▸ **Exercise details**:
Update the text on what comes after Obamacare so that "realism" becomes "pragmatism", and write it out again starting with "JLF Head John" and going on through "and medical circumstances.".

Text under study Start Marker

JLF Head John Hood wrote recently on “What Comes After Obamacare.” The key point:
There is a profound lack of realism on both sides. Obamacare defenders think Americans are about to fall in love with the program. Obamacare opponents think Americans are about to rise up to demand its immediate repeal. In reality, most people get their health insurance from self-insured plans, large-group plans, or government plans such as Medicare and Medicaid. They don’t yet see a direct link between Obamacare’s flaws and their own financial and medical circumstances.
Here’s what I believe to be the most realistic path forward after the flaws of Obamacare become undeniable and inescapable – and after more sensible people are elected to federal office in Washington.
First, deregulate the exchanges to make them resemble, and compete with, private insurance exchanges already cropping up in the market. Second, preserve federal tax credits for individual purchase of health plans or services, but make them simpler and universal. Third, create viable high-risk pools to subsidize those with expensive preexisting conditions in the most rational way. Fourth, remove all remaining tax and regulatory barriers to the growth of consumer-driven health plans, which really are reducing health care costs. Finally, use a premium support model to reform Medicare and to transfer able-bodied Medicaid recipients into truly private exchange plans.
The process won’t be revolutionary or dramatic. It will occur gradually, assuming that Washington and the states accommodate it. The Left won’t get its preferred outcome — the collapse of private insurance and the adoption of Medicare/Medicaid for all. But for everyone else, it’ll do.

Text under study End Marker
Data for analysis Start Marker

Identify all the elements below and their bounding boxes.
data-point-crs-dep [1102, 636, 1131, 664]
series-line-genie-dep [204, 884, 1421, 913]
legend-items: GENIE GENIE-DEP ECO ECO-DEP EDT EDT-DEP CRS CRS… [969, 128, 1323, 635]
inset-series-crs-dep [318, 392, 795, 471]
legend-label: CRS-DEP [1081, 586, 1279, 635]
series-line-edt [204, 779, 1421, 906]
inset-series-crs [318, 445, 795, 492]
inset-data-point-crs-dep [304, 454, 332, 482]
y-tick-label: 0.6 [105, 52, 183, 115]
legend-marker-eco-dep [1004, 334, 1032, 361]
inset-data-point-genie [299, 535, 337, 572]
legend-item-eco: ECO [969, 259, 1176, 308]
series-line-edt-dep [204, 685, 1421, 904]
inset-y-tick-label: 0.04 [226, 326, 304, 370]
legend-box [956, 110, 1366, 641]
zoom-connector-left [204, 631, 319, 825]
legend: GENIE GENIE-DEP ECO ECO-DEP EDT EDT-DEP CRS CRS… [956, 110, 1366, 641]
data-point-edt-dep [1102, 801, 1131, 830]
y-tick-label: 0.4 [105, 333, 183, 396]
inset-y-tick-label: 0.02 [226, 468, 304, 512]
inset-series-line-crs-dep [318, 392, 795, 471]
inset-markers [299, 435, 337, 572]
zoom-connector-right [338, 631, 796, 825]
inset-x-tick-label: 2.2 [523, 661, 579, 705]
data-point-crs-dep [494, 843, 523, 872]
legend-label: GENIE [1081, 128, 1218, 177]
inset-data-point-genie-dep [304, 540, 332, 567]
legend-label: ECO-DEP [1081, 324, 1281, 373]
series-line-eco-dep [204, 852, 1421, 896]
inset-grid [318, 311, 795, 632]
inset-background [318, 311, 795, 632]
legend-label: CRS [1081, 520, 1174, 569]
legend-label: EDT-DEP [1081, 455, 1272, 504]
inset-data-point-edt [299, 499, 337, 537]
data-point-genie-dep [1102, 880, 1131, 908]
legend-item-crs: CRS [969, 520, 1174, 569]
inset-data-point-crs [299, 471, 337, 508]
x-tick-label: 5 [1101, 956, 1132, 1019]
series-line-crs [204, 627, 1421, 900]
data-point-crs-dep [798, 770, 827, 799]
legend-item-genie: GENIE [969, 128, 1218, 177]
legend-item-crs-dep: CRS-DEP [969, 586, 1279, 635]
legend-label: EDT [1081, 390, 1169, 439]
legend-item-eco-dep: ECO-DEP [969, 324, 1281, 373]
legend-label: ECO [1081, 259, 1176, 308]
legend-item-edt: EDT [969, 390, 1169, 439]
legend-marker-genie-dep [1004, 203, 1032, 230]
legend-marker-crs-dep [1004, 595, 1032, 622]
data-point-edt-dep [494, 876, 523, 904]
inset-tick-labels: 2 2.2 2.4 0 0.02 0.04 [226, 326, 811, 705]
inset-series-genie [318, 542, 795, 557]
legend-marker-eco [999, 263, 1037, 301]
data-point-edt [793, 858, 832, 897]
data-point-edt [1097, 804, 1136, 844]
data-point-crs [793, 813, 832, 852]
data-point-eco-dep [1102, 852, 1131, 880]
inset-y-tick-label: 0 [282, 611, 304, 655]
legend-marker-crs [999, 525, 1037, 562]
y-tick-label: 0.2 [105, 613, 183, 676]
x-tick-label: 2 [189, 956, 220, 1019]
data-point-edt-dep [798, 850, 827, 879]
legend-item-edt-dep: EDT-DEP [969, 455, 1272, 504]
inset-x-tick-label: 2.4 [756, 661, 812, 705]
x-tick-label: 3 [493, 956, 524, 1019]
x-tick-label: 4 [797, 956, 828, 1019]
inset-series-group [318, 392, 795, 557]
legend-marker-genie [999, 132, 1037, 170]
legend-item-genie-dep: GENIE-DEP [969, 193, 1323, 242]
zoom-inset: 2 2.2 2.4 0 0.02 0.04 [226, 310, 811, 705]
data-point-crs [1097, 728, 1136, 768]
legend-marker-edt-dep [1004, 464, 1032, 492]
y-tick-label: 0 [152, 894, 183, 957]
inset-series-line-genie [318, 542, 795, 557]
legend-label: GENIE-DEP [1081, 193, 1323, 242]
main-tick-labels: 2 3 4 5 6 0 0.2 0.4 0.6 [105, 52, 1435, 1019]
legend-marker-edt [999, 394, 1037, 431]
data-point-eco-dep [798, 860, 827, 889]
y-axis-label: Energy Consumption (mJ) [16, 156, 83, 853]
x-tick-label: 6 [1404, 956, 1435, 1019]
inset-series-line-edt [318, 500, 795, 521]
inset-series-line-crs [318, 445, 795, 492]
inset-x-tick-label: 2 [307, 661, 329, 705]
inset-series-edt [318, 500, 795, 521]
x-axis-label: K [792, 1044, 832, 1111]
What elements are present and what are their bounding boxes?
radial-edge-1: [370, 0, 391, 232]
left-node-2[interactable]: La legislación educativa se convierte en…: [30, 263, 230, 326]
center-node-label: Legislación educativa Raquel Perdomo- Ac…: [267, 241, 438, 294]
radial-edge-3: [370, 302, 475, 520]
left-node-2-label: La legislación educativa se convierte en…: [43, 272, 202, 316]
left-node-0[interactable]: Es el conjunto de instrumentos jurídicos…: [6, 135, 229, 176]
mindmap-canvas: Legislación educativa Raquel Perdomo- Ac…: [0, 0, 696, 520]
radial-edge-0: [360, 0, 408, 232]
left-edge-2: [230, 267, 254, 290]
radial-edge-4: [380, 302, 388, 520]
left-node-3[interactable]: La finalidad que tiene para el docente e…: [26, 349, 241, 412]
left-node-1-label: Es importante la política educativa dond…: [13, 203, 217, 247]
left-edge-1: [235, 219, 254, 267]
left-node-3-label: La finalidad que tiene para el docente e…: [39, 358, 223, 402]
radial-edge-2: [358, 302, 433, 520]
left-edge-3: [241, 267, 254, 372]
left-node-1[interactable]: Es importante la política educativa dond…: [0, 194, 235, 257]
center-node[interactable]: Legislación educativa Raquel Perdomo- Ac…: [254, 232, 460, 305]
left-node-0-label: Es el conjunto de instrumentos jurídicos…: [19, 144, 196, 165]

Data for analysis End Marker

▸ **Problem solution**:
JLF Head John Hood wrote recently on “What Comes After Obamacare.” The key point:
There is a profound lack of pragmatism on both sides. Obamacare defenders think Americans are about to fall in love with the program. Obamacare opponents think Americans are about to rise up to demand its immediate repeal. In reality, most people get their health insurance from self-insured plans, large-group plans, or government plans such as Medicare and Medicaid. They don’t yet see a direct link between Obamacare’s flaws and their own financial and medical circumstances.